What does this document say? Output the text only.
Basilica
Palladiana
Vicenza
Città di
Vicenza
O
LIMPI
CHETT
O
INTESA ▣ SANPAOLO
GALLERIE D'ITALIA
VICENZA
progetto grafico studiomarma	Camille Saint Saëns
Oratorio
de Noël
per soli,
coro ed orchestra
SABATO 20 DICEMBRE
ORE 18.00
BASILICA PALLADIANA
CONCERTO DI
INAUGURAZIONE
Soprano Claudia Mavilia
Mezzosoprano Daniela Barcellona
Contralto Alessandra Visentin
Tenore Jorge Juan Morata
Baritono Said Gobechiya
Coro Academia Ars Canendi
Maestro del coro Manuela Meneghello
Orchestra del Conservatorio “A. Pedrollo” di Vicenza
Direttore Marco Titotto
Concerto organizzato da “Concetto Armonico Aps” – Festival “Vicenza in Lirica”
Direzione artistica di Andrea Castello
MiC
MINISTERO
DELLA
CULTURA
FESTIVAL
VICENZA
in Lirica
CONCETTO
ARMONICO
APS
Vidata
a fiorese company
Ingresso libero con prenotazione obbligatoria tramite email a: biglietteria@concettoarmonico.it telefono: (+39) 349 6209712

########################################

Your objective → Repeat the listing exactly, from its first line to its last.

Answer for the task →
What does this document say? Output the text only.
Basilica
Palladiana
Vicenza
Città di
Vicenza
O
LIMPI
CHETT
O
INTESA ▣ SANPAOLO
GALLERIE D'ITALIA
VICENZA
progetto grafico studiomarma	Camille Saint Saëns
Oratorio
de Noël
per soli,
coro ed orchestra
SABATO 20 DICEMBRE
ORE 18.00
BASILICA PALLADIANA
CONCERTO DI
INAUGURAZIONE
Soprano Claudia Mavilia
Mezzosoprano Daniela Barcellona
Contralto Alessandra Visentin
Tenore Jorge Juan Morata
Baritono Said Gobechiya
Coro Academia Ars Canendi
Maestro del coro Manuela Meneghello
Orchestra del Conservatorio “A. Pedrollo” di Vicenza
Direttore Marco Titotto
Concerto organizzato da “Concetto Armonico Aps” – Festival “Vicenza in Lirica”
Direzione artistica di Andrea Castello
MiC
MINISTERO
DELLA
CULTURA
FESTIVAL
VICENZA
in Lirica
CONCETTO
ARMONICO
APS
Vidata
a fiorese company
Ingresso libero con prenotazione obbligatoria tramite email a: biglietteria@concettoarmonico.it telefono: (+39) 349 6209712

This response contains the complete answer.